[Task directions]: Scan the listing below. Report each line that includes "dashed".

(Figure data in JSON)
########

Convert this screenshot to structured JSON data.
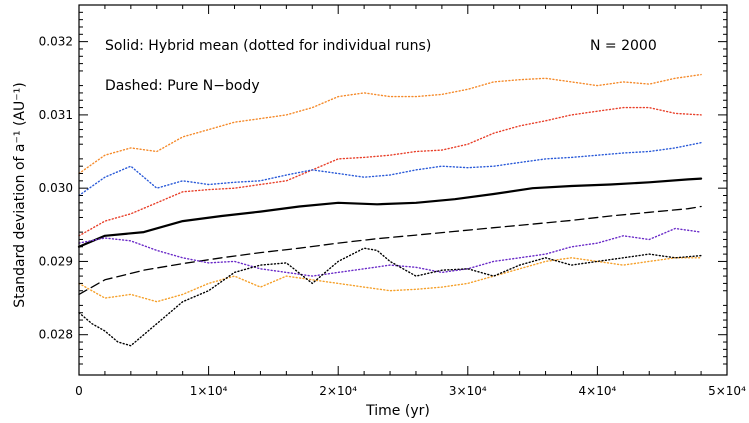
{
  "chart_data": {
    "type": "line",
    "xlabel": "Time (yr)",
    "ylabel": "Standard deviation of a⁻¹ (AU⁻¹)",
    "xlim": [
      0,
      50000
    ],
    "ylim": [
      0.02745,
      0.0325
    ],
    "x_tick_labels": [
      "0",
      "1×10⁴",
      "2×10⁴",
      "3×10⁴",
      "4×10⁴",
      "5×10⁴"
    ],
    "x_tick_values": [
      0,
      10000,
      20000,
      30000,
      40000,
      50000
    ],
    "y_tick_labels": [
      "0.028",
      "0.029",
      "0.030",
      "0.031",
      "0.032"
    ],
    "y_tick_values": [
      0.028,
      0.029,
      0.03,
      0.031,
      0.032
    ],
    "annotations": {
      "solid": "Solid: Hybrid mean (dotted for individual runs)",
      "dashed": "Dashed: Pure N−body",
      "n_label": "N = 2000"
    },
    "series": [
      {
        "style": "solid",
        "color": "#000000",
        "x": [
          0,
          2000,
          5000,
          8000,
          11000,
          14000,
          17000,
          20000,
          23000,
          26000,
          29000,
          32000,
          35000,
          38000,
          41000,
          44000,
          47000,
          48000
        ],
        "y": [
          0.0292,
          0.02935,
          0.0294,
          0.02955,
          0.02962,
          0.02968,
          0.02975,
          0.0298,
          0.02978,
          0.0298,
          0.02985,
          0.02992,
          0.03,
          0.03003,
          0.03005,
          0.03008,
          0.03012,
          0.03013
        ]
      },
      {
        "style": "dashed",
        "color": "#000000",
        "x": [
          0,
          2000,
          5000,
          8000,
          11000,
          14000,
          17000,
          20000,
          23000,
          26000,
          29000,
          32000,
          35000,
          38000,
          41000,
          44000,
          47000,
          48000
        ],
        "y": [
          0.02855,
          0.02875,
          0.02888,
          0.02897,
          0.02905,
          0.02912,
          0.02918,
          0.02925,
          0.02931,
          0.02936,
          0.02941,
          0.02946,
          0.02951,
          0.02956,
          0.02962,
          0.02967,
          0.02972,
          0.02975
        ]
      },
      {
        "style": "dotted",
        "color": "#f58a2a",
        "x": [
          0,
          2000,
          4000,
          6000,
          8000,
          10000,
          12000,
          14000,
          16000,
          18000,
          20000,
          22000,
          24000,
          26000,
          28000,
          30000,
          32000,
          34000,
          36000,
          38000,
          40000,
          42000,
          44000,
          46000,
          48000
        ],
        "y": [
          0.0302,
          0.03045,
          0.03055,
          0.0305,
          0.0307,
          0.0308,
          0.0309,
          0.03095,
          0.031,
          0.0311,
          0.03125,
          0.0313,
          0.03125,
          0.03125,
          0.03128,
          0.03135,
          0.03145,
          0.03148,
          0.0315,
          0.03145,
          0.0314,
          0.03145,
          0.03142,
          0.0315,
          0.03155
        ]
      },
      {
        "style": "dotted",
        "color": "#e8402a",
        "x": [
          0,
          2000,
          4000,
          6000,
          8000,
          10000,
          12000,
          14000,
          16000,
          18000,
          20000,
          22000,
          24000,
          26000,
          28000,
          30000,
          32000,
          34000,
          36000,
          38000,
          40000,
          42000,
          44000,
          46000,
          48000
        ],
        "y": [
          0.02935,
          0.02955,
          0.02965,
          0.0298,
          0.02995,
          0.02998,
          0.03,
          0.03005,
          0.0301,
          0.03025,
          0.0304,
          0.03042,
          0.03045,
          0.0305,
          0.03052,
          0.0306,
          0.03075,
          0.03085,
          0.03092,
          0.031,
          0.03105,
          0.0311,
          0.0311,
          0.03102,
          0.031
        ]
      },
      {
        "style": "dotted",
        "color": "#2a5ad8",
        "x": [
          0,
          2000,
          4000,
          6000,
          8000,
          10000,
          12000,
          14000,
          16000,
          18000,
          20000,
          22000,
          24000,
          26000,
          28000,
          30000,
          32000,
          34000,
          36000,
          38000,
          40000,
          42000,
          44000,
          46000,
          48000
        ],
        "y": [
          0.0299,
          0.03015,
          0.0303,
          0.03,
          0.0301,
          0.03005,
          0.03008,
          0.0301,
          0.03018,
          0.03025,
          0.0302,
          0.03015,
          0.03018,
          0.03025,
          0.0303,
          0.03028,
          0.0303,
          0.03035,
          0.0304,
          0.03042,
          0.03045,
          0.03048,
          0.0305,
          0.03055,
          0.03062
        ]
      },
      {
        "style": "dotted",
        "color": "#6a2ac8",
        "x": [
          0,
          2000,
          4000,
          6000,
          8000,
          10000,
          12000,
          14000,
          16000,
          18000,
          20000,
          22000,
          24000,
          26000,
          28000,
          30000,
          32000,
          34000,
          36000,
          38000,
          40000,
          42000,
          44000,
          46000,
          48000
        ],
        "y": [
          0.02925,
          0.02932,
          0.02928,
          0.02915,
          0.02905,
          0.02898,
          0.029,
          0.0289,
          0.02885,
          0.0288,
          0.02885,
          0.0289,
          0.02895,
          0.02892,
          0.02885,
          0.0289,
          0.029,
          0.02905,
          0.0291,
          0.0292,
          0.02925,
          0.02935,
          0.0293,
          0.02945,
          0.0294
        ]
      },
      {
        "style": "dotted",
        "color": "#f5a02a",
        "x": [
          0,
          2000,
          4000,
          6000,
          8000,
          10000,
          12000,
          14000,
          16000,
          18000,
          20000,
          22000,
          24000,
          26000,
          28000,
          30000,
          32000,
          34000,
          36000,
          38000,
          40000,
          42000,
          44000,
          46000,
          48000
        ],
        "y": [
          0.0287,
          0.0285,
          0.02855,
          0.02845,
          0.02855,
          0.0287,
          0.0288,
          0.02865,
          0.0288,
          0.02875,
          0.0287,
          0.02865,
          0.0286,
          0.02862,
          0.02865,
          0.0287,
          0.0288,
          0.0289,
          0.029,
          0.02905,
          0.029,
          0.02895,
          0.029,
          0.02905,
          0.02905
        ]
      },
      {
        "style": "dotted",
        "color": "#000000",
        "x": [
          0,
          1000,
          2000,
          3000,
          4000,
          6000,
          8000,
          10000,
          12000,
          14000,
          16000,
          18000,
          20000,
          22000,
          23000,
          24000,
          26000,
          28000,
          30000,
          32000,
          34000,
          36000,
          38000,
          40000,
          42000,
          44000,
          46000,
          48000
        ],
        "y": [
          0.0283,
          0.02815,
          0.02805,
          0.0279,
          0.02785,
          0.02815,
          0.02845,
          0.0286,
          0.02885,
          0.02895,
          0.02898,
          0.0287,
          0.029,
          0.02918,
          0.02915,
          0.029,
          0.0288,
          0.02888,
          0.0289,
          0.0288,
          0.02895,
          0.02905,
          0.02895,
          0.029,
          0.02905,
          0.0291,
          0.02905,
          0.02908
        ]
      }
    ]
  }
}
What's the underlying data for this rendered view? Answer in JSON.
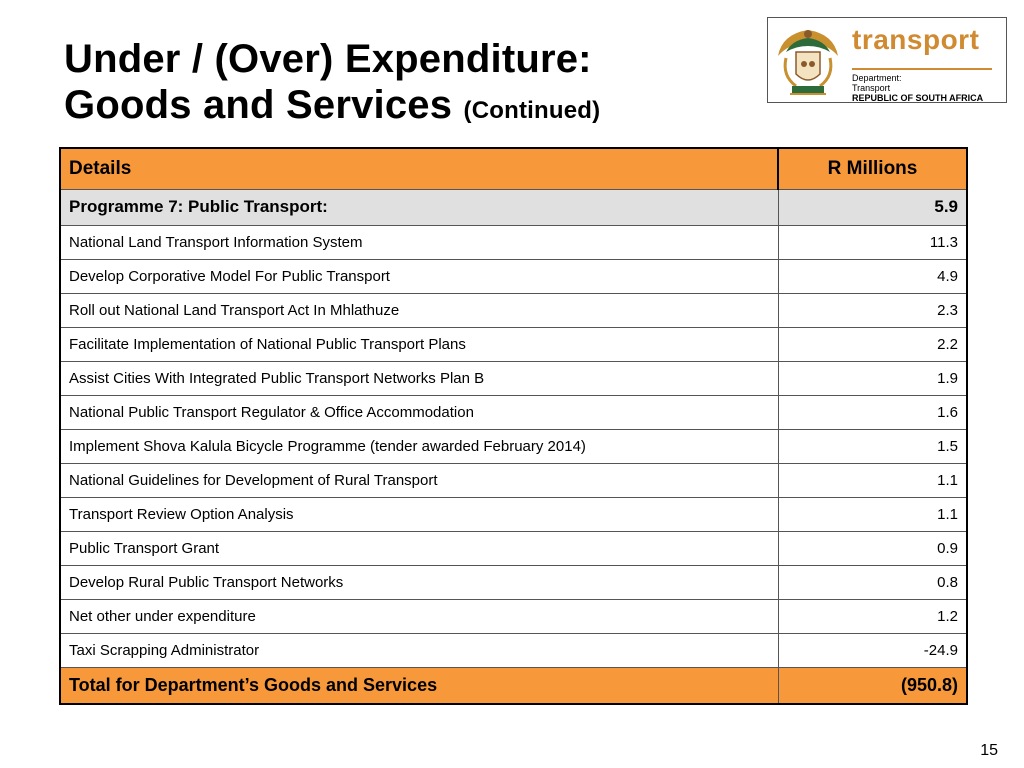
{
  "title": {
    "line1": "Under / (Over) Expenditure:",
    "line2": "Goods and Services",
    "suffix": "(Continued)"
  },
  "logo": {
    "word": "transport",
    "dept_line1": "Department:",
    "dept_line2": "Transport",
    "dept_line3": "REPUBLIC OF SOUTH AFRICA",
    "accent_color": "#D08A32"
  },
  "table": {
    "headers": {
      "details": "Details",
      "amount": "R Millions"
    },
    "programme": {
      "label": "Programme 7: Public Transport:",
      "value": "5.9"
    },
    "rows": [
      {
        "label": "National Land Transport Information System",
        "value": "11.3"
      },
      {
        "label": "Develop Corporative Model For Public Transport",
        "value": "4.9"
      },
      {
        "label": "Roll out National Land Transport Act In Mhlathuze",
        "value": "2.3"
      },
      {
        "label": "Facilitate Implementation of National Public Transport Plans",
        "value": "2.2"
      },
      {
        "label": "Assist Cities With Integrated Public Transport Networks Plan B",
        "value": "1.9"
      },
      {
        "label": "National Public Transport Regulator & Office Accommodation",
        "value": "1.6"
      },
      {
        "label": "Implement Shova Kalula Bicycle Programme (tender awarded February 2014)",
        "value": "1.5"
      },
      {
        "label": "National Guidelines for Development of Rural Transport",
        "value": "1.1"
      },
      {
        "label": "Transport Review Option Analysis",
        "value": "1.1"
      },
      {
        "label": "Public Transport Grant",
        "value": "0.9"
      },
      {
        "label": "Develop Rural Public Transport Networks",
        "value": "0.8"
      },
      {
        "label": "Net other under expenditure",
        "value": "1.2"
      },
      {
        "label": "Taxi Scrapping Administrator",
        "value": "-24.9"
      }
    ],
    "total": {
      "label": "Total for Department’s Goods and Services",
      "value": "(950.8)"
    },
    "colors": {
      "header_fill": "#F7983A",
      "programme_fill": "#E0E0E0"
    }
  },
  "page_number": "15"
}
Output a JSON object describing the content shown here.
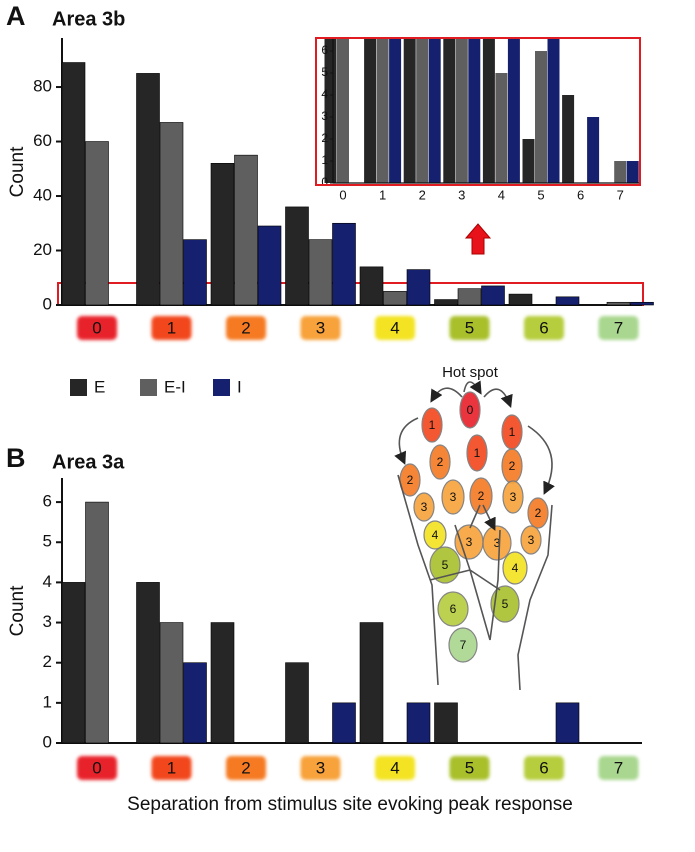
{
  "chart_data": [
    {
      "type": "bar",
      "panel_label": "A",
      "title": "Area 3b",
      "y_label": "Count",
      "categories": [
        "0",
        "1",
        "2",
        "3",
        "4",
        "5",
        "6",
        "7"
      ],
      "category_colors": [
        "#e8202a",
        "#f2461e",
        "#f57a22",
        "#f7a23a",
        "#f3e320",
        "#a9c02c",
        "#b6cd3e",
        "#a9d78f"
      ],
      "series": [
        {
          "name": "E",
          "color": "#262626",
          "values": [
            89,
            85,
            52,
            36,
            14,
            2,
            4,
            0
          ]
        },
        {
          "name": "E-I",
          "color": "#5f5f5f",
          "values": [
            60,
            67,
            55,
            24,
            5,
            6,
            0,
            1
          ]
        },
        {
          "name": "I",
          "color": "#15206e",
          "values": [
            0,
            24,
            29,
            30,
            13,
            7,
            3,
            1
          ]
        }
      ],
      "ylim": [
        0,
        98
      ],
      "yticks": [
        0,
        20,
        40,
        60,
        80
      ],
      "inset": {
        "ylim": [
          0,
          6.5
        ],
        "yticks": [
          0,
          1,
          2,
          3,
          4,
          5,
          6
        ]
      }
    },
    {
      "type": "bar",
      "panel_label": "B",
      "title": "Area 3a",
      "y_label": "Count",
      "x_label": "Separation from stimulus site evoking peak response",
      "categories": [
        "0",
        "1",
        "2",
        "3",
        "4",
        "5",
        "6",
        "7"
      ],
      "category_colors": [
        "#e8202a",
        "#f2461e",
        "#f57a22",
        "#f7a23a",
        "#f3e320",
        "#a9c02c",
        "#b6cd3e",
        "#a9d78f"
      ],
      "series": [
        {
          "color": "#262626",
          "values": [
            4,
            4,
            3,
            2,
            3,
            1,
            0,
            0
          ]
        },
        {
          "color": "#5f5f5f",
          "values": [
            6,
            3,
            0,
            0,
            0,
            0,
            0,
            0
          ]
        },
        {
          "color": "#15206e",
          "values": [
            0,
            2,
            0,
            1,
            1,
            0,
            1,
            0
          ]
        }
      ],
      "ylim": [
        0,
        6.6
      ],
      "yticks": [
        0,
        1,
        2,
        3,
        4,
        5,
        6
      ]
    }
  ],
  "hand": {
    "label": "Hot spot",
    "regions": [
      "0",
      "1",
      "2",
      "1",
      "2",
      "3",
      "1",
      "2",
      "3",
      "2",
      "3",
      "4",
      "2",
      "3",
      "4",
      "3",
      "3",
      "5",
      "5",
      "6",
      "7"
    ]
  }
}
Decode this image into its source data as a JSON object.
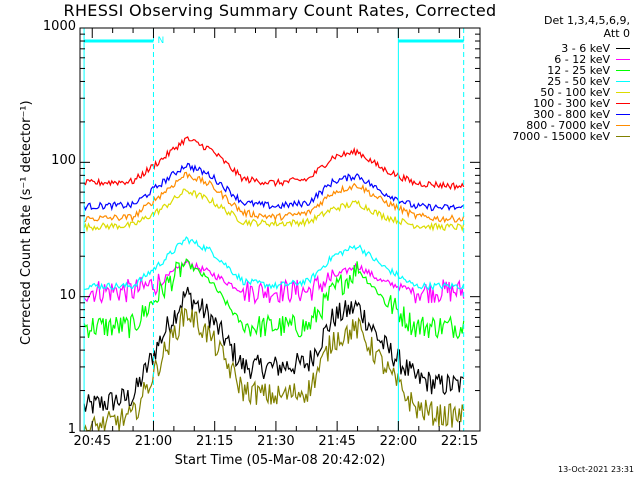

########

[Output]:
      "dashed": "Dashed: Pure N−body",
        "style": "dashed",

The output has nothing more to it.